# Start of DATA EXTRACT

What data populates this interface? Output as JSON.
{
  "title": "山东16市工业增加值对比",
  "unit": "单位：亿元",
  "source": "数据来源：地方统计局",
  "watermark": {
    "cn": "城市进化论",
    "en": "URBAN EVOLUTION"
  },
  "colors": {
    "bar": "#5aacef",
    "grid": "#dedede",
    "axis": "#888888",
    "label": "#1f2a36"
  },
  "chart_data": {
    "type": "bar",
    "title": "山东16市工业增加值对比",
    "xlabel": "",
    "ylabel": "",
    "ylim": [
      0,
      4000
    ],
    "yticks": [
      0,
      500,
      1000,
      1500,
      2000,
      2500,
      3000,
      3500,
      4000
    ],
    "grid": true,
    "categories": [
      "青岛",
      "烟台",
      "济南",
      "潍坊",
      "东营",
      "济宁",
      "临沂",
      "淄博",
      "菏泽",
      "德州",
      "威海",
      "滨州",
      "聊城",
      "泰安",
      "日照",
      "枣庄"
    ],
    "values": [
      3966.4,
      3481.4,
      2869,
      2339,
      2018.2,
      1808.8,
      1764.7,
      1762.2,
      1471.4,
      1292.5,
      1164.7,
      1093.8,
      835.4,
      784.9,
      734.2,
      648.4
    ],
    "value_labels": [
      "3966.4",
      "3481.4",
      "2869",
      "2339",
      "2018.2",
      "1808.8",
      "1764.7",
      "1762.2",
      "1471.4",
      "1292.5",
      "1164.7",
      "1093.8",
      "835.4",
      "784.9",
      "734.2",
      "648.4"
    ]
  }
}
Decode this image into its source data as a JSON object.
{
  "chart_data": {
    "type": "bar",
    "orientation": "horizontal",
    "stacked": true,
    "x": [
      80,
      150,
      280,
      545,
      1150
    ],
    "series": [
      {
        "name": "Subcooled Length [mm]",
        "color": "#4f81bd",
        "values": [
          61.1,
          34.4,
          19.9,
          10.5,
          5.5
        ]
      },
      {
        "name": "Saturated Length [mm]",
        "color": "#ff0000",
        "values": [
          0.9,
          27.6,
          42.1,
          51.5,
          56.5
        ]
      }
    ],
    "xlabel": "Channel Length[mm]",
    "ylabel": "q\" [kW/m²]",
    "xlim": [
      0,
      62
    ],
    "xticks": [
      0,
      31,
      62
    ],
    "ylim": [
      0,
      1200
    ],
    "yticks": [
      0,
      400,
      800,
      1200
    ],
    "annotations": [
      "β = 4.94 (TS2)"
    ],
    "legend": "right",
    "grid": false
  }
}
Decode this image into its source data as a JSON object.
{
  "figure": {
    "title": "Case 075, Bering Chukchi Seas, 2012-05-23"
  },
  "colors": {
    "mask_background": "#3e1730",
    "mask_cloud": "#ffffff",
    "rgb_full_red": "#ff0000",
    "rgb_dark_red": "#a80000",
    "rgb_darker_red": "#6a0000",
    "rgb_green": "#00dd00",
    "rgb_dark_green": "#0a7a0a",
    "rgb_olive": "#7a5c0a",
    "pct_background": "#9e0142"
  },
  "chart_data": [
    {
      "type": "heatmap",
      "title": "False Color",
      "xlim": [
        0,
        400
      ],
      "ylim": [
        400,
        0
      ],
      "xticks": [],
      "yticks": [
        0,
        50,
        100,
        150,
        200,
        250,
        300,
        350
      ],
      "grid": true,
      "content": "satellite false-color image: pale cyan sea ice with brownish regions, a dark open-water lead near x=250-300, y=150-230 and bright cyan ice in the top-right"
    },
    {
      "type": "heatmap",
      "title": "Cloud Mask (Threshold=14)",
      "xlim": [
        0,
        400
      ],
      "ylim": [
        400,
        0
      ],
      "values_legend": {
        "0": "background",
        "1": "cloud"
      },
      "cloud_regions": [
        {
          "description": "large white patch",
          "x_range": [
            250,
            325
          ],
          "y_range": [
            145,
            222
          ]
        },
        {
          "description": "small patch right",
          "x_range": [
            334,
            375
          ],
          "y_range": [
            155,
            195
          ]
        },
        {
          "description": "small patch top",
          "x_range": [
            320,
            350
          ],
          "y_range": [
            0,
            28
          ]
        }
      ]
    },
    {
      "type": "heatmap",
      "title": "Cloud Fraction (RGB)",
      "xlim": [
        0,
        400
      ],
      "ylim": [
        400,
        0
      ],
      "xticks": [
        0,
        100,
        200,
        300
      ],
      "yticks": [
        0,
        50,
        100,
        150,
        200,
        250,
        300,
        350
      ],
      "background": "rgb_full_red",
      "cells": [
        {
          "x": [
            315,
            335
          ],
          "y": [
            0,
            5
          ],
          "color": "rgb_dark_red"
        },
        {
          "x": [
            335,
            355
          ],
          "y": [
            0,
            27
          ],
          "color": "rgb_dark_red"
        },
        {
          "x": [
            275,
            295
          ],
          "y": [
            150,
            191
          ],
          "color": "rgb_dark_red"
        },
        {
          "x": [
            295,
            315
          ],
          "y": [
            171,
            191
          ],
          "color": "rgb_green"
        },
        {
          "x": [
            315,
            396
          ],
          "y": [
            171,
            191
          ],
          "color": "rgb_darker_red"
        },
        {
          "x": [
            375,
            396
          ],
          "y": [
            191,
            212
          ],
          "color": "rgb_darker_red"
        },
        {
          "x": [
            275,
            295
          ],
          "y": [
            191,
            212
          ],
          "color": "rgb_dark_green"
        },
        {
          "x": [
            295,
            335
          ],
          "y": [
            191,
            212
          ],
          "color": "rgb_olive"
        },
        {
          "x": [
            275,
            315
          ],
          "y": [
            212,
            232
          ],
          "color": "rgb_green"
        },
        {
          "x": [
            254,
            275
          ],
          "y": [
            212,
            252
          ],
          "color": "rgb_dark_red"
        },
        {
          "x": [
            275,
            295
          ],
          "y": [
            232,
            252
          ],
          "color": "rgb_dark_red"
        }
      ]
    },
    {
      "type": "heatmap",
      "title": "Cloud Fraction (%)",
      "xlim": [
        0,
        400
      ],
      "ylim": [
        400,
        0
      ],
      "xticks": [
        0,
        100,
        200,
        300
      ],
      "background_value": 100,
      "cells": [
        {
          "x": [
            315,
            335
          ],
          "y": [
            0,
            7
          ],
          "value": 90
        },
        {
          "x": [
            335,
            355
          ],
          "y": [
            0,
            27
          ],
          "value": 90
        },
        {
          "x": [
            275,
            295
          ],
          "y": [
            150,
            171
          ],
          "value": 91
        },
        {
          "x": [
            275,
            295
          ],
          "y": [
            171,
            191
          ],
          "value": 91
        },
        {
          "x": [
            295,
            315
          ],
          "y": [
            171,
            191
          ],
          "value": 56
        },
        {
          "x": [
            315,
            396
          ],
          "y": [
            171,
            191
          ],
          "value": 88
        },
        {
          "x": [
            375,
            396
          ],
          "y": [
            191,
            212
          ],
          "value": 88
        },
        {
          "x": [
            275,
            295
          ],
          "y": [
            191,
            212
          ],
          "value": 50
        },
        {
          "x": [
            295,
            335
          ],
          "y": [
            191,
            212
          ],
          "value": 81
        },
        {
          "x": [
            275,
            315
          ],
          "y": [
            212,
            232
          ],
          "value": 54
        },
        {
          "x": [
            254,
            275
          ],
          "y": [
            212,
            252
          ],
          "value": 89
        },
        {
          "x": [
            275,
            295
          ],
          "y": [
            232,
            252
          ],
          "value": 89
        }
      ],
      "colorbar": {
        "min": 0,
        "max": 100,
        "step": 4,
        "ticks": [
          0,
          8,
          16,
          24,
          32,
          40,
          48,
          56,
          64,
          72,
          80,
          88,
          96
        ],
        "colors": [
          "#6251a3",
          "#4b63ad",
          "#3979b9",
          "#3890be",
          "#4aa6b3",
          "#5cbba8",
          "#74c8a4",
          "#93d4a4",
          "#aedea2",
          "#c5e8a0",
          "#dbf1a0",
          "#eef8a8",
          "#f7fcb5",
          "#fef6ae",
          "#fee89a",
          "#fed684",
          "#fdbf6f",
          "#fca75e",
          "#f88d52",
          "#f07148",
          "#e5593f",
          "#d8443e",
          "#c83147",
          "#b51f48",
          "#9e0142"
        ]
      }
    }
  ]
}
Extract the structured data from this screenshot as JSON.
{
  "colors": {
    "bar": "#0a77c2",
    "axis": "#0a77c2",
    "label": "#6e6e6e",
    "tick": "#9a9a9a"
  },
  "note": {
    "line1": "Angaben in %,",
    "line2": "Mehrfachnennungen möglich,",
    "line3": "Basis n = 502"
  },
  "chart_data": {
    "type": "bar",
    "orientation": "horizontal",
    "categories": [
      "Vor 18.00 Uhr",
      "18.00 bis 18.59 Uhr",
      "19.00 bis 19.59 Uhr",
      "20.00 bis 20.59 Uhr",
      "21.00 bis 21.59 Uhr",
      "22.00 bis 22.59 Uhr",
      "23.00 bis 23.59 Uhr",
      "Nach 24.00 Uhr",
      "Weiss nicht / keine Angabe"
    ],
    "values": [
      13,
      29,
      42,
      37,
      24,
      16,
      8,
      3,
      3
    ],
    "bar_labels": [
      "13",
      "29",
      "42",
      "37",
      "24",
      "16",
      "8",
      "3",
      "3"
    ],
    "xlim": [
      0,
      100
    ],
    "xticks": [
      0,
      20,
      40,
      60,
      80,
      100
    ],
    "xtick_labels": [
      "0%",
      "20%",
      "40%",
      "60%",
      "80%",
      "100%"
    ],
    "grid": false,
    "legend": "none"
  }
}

# End of DATA EXTRACT

=== SET EXERCISE ===
Find all the lines containing "title" in the material, then copy them.

=== WRITTEN ANSWER ===
  "title": "山东16市工业增加值对比",
    "title": "山东16市工业增加值对比",
    "title": "Case 075, Bering Chukchi Seas, 2012-05-23"
      "title": "False Color",
      "title": "Cloud Mask (Threshold=14)",
      "title": "Cloud Fraction (RGB)",
      "title": "Cloud Fraction (%)",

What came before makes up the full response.